▸ The problem: Exactly repeat the material, dropping only the pictures.

▸ Dataset excerpts:
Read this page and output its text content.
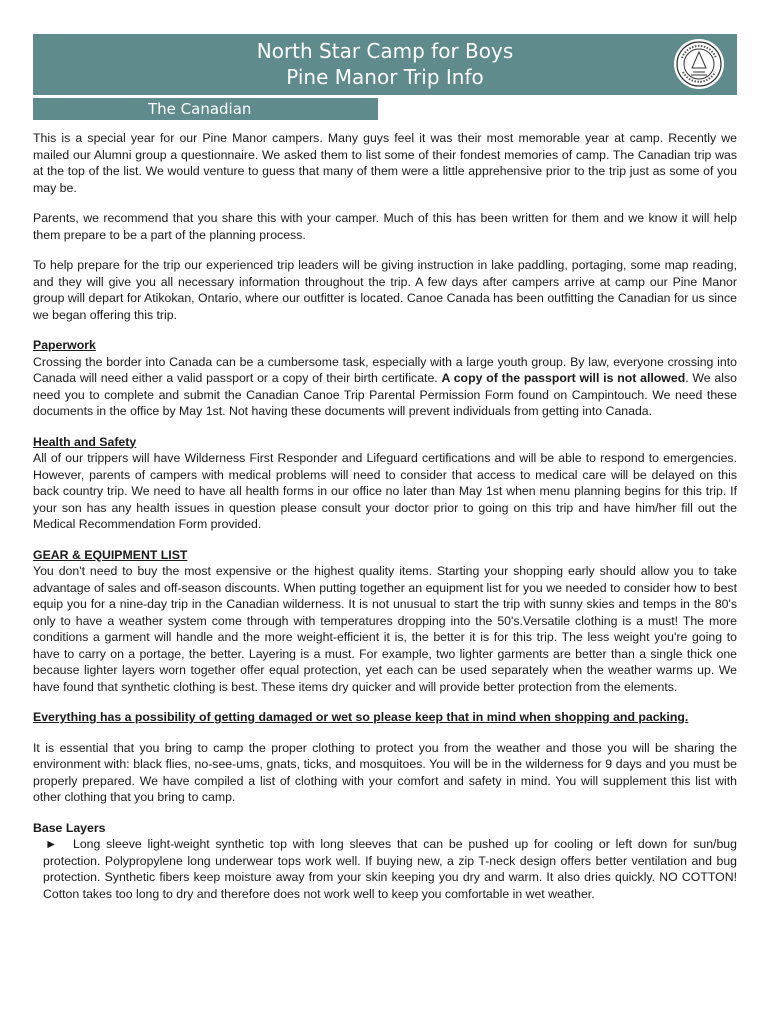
North Star Camp for Boys
Pine Manor Trip Info
The Canadian

This is a special year for our Pine Manor campers. Many guys feel it was their most memorable year at camp. Recently we mailed our Alumni group a questionnaire. We asked them to list some of their fondest memories of camp. The Canadian trip was at the top of the list. We would venture to guess that many of them were a little apprehensive prior to the trip just as some of you may be.

Parents, we recommend that you share this with your camper. Much of this has been written for them and we know it will help them prepare to be a part of the planning process.

To help prepare for the trip our experienced trip leaders will be giving instruction in lake paddling, portaging, some map reading, and they will give you all necessary information throughout the trip. A few days after campers arrive at camp our Pine Manor group will depart for Atikokan, Ontario, where our outfitter is located. Canoe Canada has been outfitting the Canadian for us since we began offering this trip.

Paperwork
Crossing the border into Canada can be a cumbersome task, especially with a large youth group. By law, everyone crossing into Canada will need either a valid passport or a copy of their birth certificate. A copy of the passport will is not allowed. We also need you to complete and submit the Canadian Canoe Trip Parental Permission Form found on Campintouch. We need these documents in the office by May 1st. Not having these documents will prevent individuals from getting into Canada.

Health and Safety
All of our trippers will have Wilderness First Responder and Lifeguard certifications and will be able to respond to emergencies. However, parents of campers with medical problems will need to consider that access to medical care will be delayed on this back country trip. We need to have all health forms in our office no later than May 1st when menu planning begins for this trip. If your son has any health issues in question please consult your doctor prior to going on this trip and have him/her fill out the Medical Recommendation Form provided.

GEAR & EQUIPMENT LIST
You don't need to buy the most expensive or the highest quality items. Starting your shopping early should allow you to take advantage of sales and off-season discounts. When putting together an equipment list for you we needed to consider how to best equip you for a nine-day trip in the Canadian wilderness. It is not unusual to start the trip with sunny skies and temps in the 80's only to have a weather system come through with temperatures dropping into the 50's.Versatile clothing is a must! The more conditions a garment will handle and the more weight-efficient it is, the better it is for this trip. The less weight you're going to have to carry on a portage, the better. Layering is a must. For example, two lighter garments are better than a single thick one because lighter layers worn together offer equal protection, yet each can be used separately when the weather warms up. We have found that synthetic clothing is best. These items dry quicker and will provide better protection from the elements.

Everything has a possibility of getting damaged or wet so please keep that in mind when shopping and packing.

It is essential that you bring to camp the proper clothing to protect you from the weather and those you will be sharing the environment with: black flies, no-see-ums, gnats, ticks, and mosquitoes. You will be in the wilderness for 9 days and you must be properly prepared. We have compiled a list of clothing with your comfort and safety in mind. You will supplement this list with other clothing that you bring to camp.

Base Layers

► Long sleeve light-weight synthetic top with long sleeves that can be pushed up for cooling or left down for sun/bug protection. Polypropylene long underwear tops work well. If buying new, a zip T-neck design offers better ventilation and bug protection. Synthetic fibers keep moisture away from your skin keeping you dry and warm. It also dries quickly. NO COTTON! Cotton takes too long to dry and therefore does not work well to keep you comfortable in wet weather.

▸ Solution for this exercise:
Read this page and output its text content.
North Star Camp for Boys
Pine Manor Trip Info
The Canadian

This is a special year for our Pine Manor campers. Many guys feel it was their most memorable year at camp. Recently we mailed our Alumni group a questionnaire. We asked them to list some of their fondest memories of camp. The Canadian trip was at the top of the list. We would venture to guess that many of them were a little apprehensive prior to the trip just as some of you may be.

Parents, we recommend that you share this with your camper. Much of this has been written for them and we know it will help them prepare to be a part of the planning process.

To help prepare for the trip our experienced trip leaders will be giving instruction in lake paddling, portaging, some map reading, and they will give you all necessary information throughout the trip. A few days after campers arrive at camp our Pine Manor group will depart for Atikokan, Ontario, where our outfitter is located. Canoe Canada has been outfitting the Canadian for us since we began offering this trip.

Paperwork
Crossing the border into Canada can be a cumbersome task, especially with a large youth group. By law, everyone crossing into Canada will need either a valid passport or a copy of their birth certificate. A copy of the passport will is not allowed. We also need you to complete and submit the Canadian Canoe Trip Parental Permission Form found on Campintouch. We need these documents in the office by May 1st. Not having these documents will prevent individuals from getting into Canada.

Health and Safety
All of our trippers will have Wilderness First Responder and Lifeguard certifications and will be able to respond to emergencies. However, parents of campers with medical problems will need to consider that access to medical care will be delayed on this back country trip. We need to have all health forms in our office no later than May 1st when menu planning begins for this trip. If your son has any health issues in question please consult your doctor prior to going on this trip and have him/her fill out the Medical Recommendation Form provided.

GEAR & EQUIPMENT LIST
You don't need to buy the most expensive or the highest quality items. Starting your shopping early should allow you to take advantage of sales and off-season discounts. When putting together an equipment list for you we needed to consider how to best equip you for a nine-day trip in the Canadian wilderness. It is not unusual to start the trip with sunny skies and temps in the 80's only to have a weather system come through with temperatures dropping into the 50's.Versatile clothing is a must! The more conditions a garment will handle and the more weight-efficient it is, the better it is for this trip. The less weight you're going to have to carry on a portage, the better. Layering is a must. For example, two lighter garments are better than a single thick one because lighter layers worn together offer equal protection, yet each can be used separately when the weather warms up. We have found that synthetic clothing is best. These items dry quicker and will provide better protection from the elements.

Everything has a possibility of getting damaged or wet so please keep that in mind when shopping and packing.

It is essential that you bring to camp the proper clothing to protect you from the weather and those you will be sharing the environment with: black flies, no-see-ums, gnats, ticks, and mosquitoes. You will be in the wilderness for 9 days and you must be properly prepared. We have compiled a list of clothing with your comfort and safety in mind. You will supplement this list with other clothing that you bring to camp.

Base Layers

► Long sleeve light-weight synthetic top with long sleeves that can be pushed up for cooling or left down for sun/bug protection. Polypropylene long underwear tops work well. If buying new, a zip T-neck design offers better ventilation and bug protection. Synthetic fibers keep moisture away from your skin keeping you dry and warm. It also dries quickly. NO COTTON! Cotton takes too long to dry and therefore does not work well to keep you comfortable in wet weather.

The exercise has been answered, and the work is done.